▶ [WHAT IS BEING ASKED]:
Omit the images, then output each of the records below exactly.

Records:
==*==

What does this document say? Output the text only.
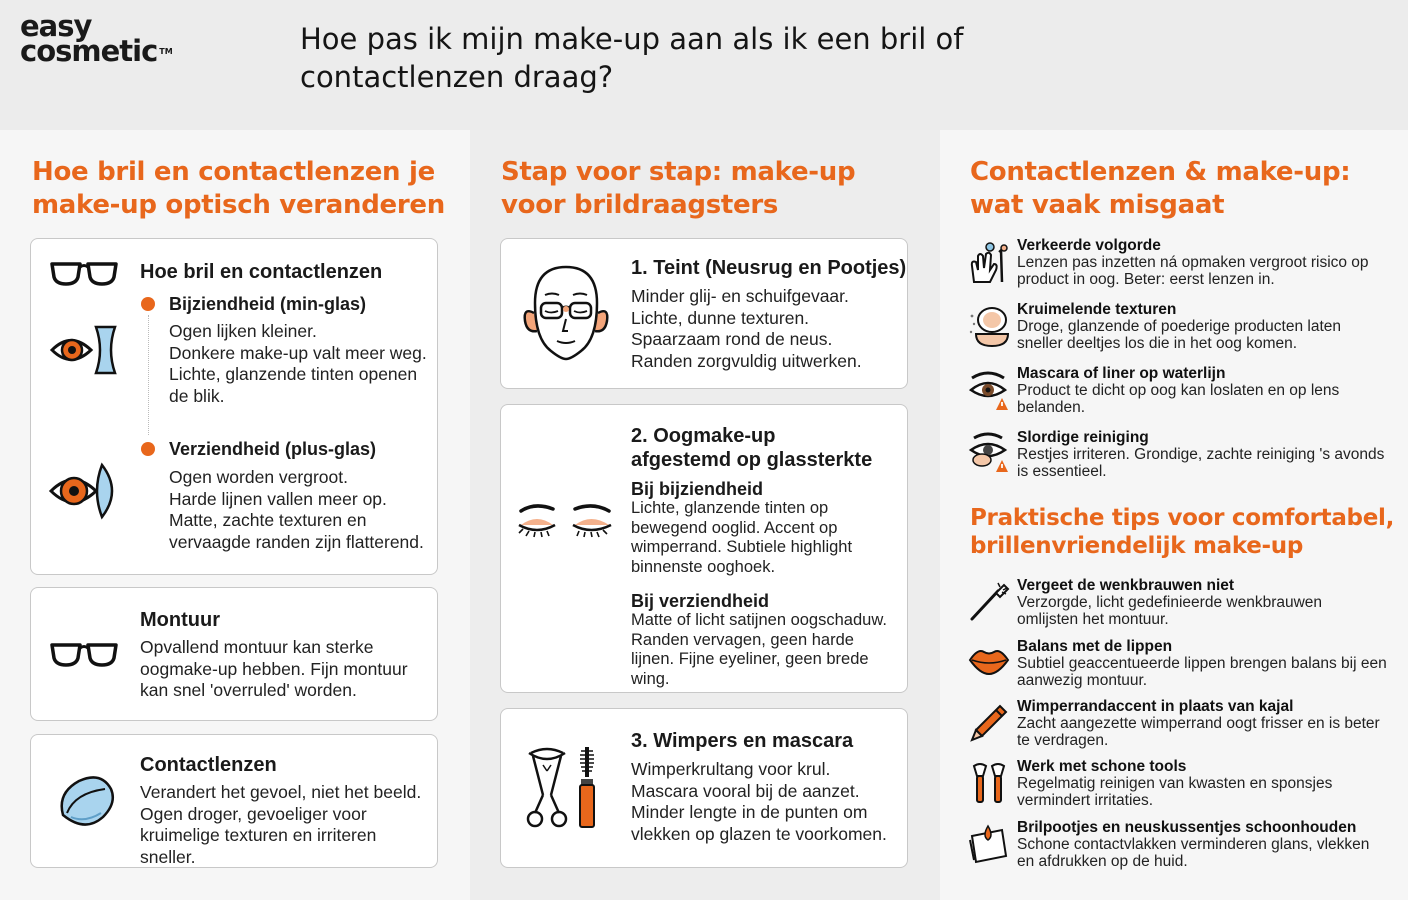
easy
cosmetic ™	Hoe pas ik mijn make-up aan als ik een bril of contactlenzen draag?
Hoe bril en contactlenzen je make-up optisch veranderen
Hoe bril en contactlenzen
Bijziendheid (min-glas)
Ogen lijken kleiner.
Donkere make-up valt meer weg.
Lichte, glanzende tinten openen de blik.
Verziendheid (plus-glas)
Ogen worden vergroot.
Harde lijnen vallen meer op.
Matte, zachte texturen en vervaagde randen zijn flatterend.
Montuur
Opvallend montuur kan sterke oogmake-up hebben. Fijn montuur kan snel 'overruled' worden.
Contactlenzen
Verandert het gevoel, niet het beeld. Ogen droger, gevoeliger voor kruimelige texturen en irriteren sneller.
Stap voor stap: make-up voor brildraagsters
1. Teint (Neusrug en Pootjes)
Minder glij- en schuifgevaar.
Lichte, dunne texturen.
Spaarzaam rond de neus.
Randen zorgvuldig uitwerken.
2. Oogmake-up afgestemd op glassterkte
Bij bijziendheid
Lichte, glanzende tinten op bewegend ooglid. Accent op wimperrand. Subtiele highlight binnenste ooghoek.
Bij verziendheid
Matte of licht satijnen oogschaduw. Randen vervagen, geen harde lijnen. Fijne eyeliner, geen brede wing.
3. Wimpers en mascara
Wimperkrultang voor krul.
Mascara vooral bij de aanzet.
Minder lengte in de punten om vlekken op glazen te voorkomen.
Contactlenzen & make-up: wat vaak misgaat
Verkeerde volgorde
Lenzen pas inzetten ná opmaken vergroot risico op product in oog. Beter: eerst lenzen in.
Kruimelende texturen
Droge, glanzende of poederige producten laten sneller deeltjes los die in het oog komen.
Mascara of liner op waterlijn
Product te dicht op oog kan loslaten en op lens belanden.
Slordige reiniging
Restjes irriteren. Grondige, zachte reiniging 's avonds is essentieel.
Praktische tips voor comfortabel, brillenvriendelijk make-up
Vergeet de wenkbrauwen niet
Verzorgde, licht gedefinieerde wenkbrauwen omlijsten het montuur.
Balans met de lippen
Subtiel geaccentueerde lippen brengen balans bij een aanwezig montuur.
Wimperrandaccent in plaats van kajal
Zacht aangezette wimperrand oogt frisser en is beter te verdragen.
Werk met schone tools
Regelmatig reinigen van kwasten en sponsjes vermindert irritaties.
Brilpootjes en neuskussentjes schoonhouden
Schone contactvlakken verminderen glans, vlekken en afdrukken op de huid.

==*==

▶ [EXERCISE ANSWER]:
What does this document say? Output the text only.
easy
cosmetic ™	Hoe pas ik mijn make-up aan als ik een bril of contactlenzen draag?
Hoe bril en contactlenzen je make-up optisch veranderen
Hoe bril en contactlenzen
Bijziendheid (min-glas)
Ogen lijken kleiner.
Donkere make-up valt meer weg.
Lichte, glanzende tinten openen de blik.
Verziendheid (plus-glas)
Ogen worden vergroot.
Harde lijnen vallen meer op.
Matte, zachte texturen en vervaagde randen zijn flatterend.
Montuur
Opvallend montuur kan sterke oogmake-up hebben. Fijn montuur kan snel 'overruled' worden.
Contactlenzen
Verandert het gevoel, niet het beeld. Ogen droger, gevoeliger voor kruimelige texturen en irriteren sneller.
Stap voor stap: make-up voor brildraagsters
1. Teint (Neusrug en Pootjes)
Minder glij- en schuifgevaar.
Lichte, dunne texturen.
Spaarzaam rond de neus.
Randen zorgvuldig uitwerken.
2. Oogmake-up afgestemd op glassterkte
Bij bijziendheid
Lichte, glanzende tinten op bewegend ooglid. Accent op wimperrand. Subtiele highlight binnenste ooghoek.
Bij verziendheid
Matte of licht satijnen oogschaduw. Randen vervagen, geen harde lijnen. Fijne eyeliner, geen brede wing.
3. Wimpers en mascara
Wimperkrultang voor krul.
Mascara vooral bij de aanzet.
Minder lengte in de punten om vlekken op glazen te voorkomen.
Contactlenzen & make-up: wat vaak misgaat
Verkeerde volgorde
Lenzen pas inzetten ná opmaken vergroot risico op product in oog. Beter: eerst lenzen in.
Kruimelende texturen
Droge, glanzende of poederige producten laten sneller deeltjes los die in het oog komen.
Mascara of liner op waterlijn
Product te dicht op oog kan loslaten en op lens belanden.
Slordige reiniging
Restjes irriteren. Grondige, zachte reiniging 's avonds is essentieel.
Praktische tips voor comfortabel, brillenvriendelijk make-up
Vergeet de wenkbrauwen niet
Verzorgde, licht gedefinieerde wenkbrauwen omlijsten het montuur.
Balans met de lippen
Subtiel geaccentueerde lippen brengen balans bij een aanwezig montuur.
Wimperrandaccent in plaats van kajal
Zacht aangezette wimperrand oogt frisser en is beter te verdragen.
Werk met schone tools
Regelmatig reinigen van kwasten en sponsjes vermindert irritaties.
Brilpootjes en neuskussentjes schoonhouden
Schone contactvlakken verminderen glans, vlekken en afdrukken op de huid.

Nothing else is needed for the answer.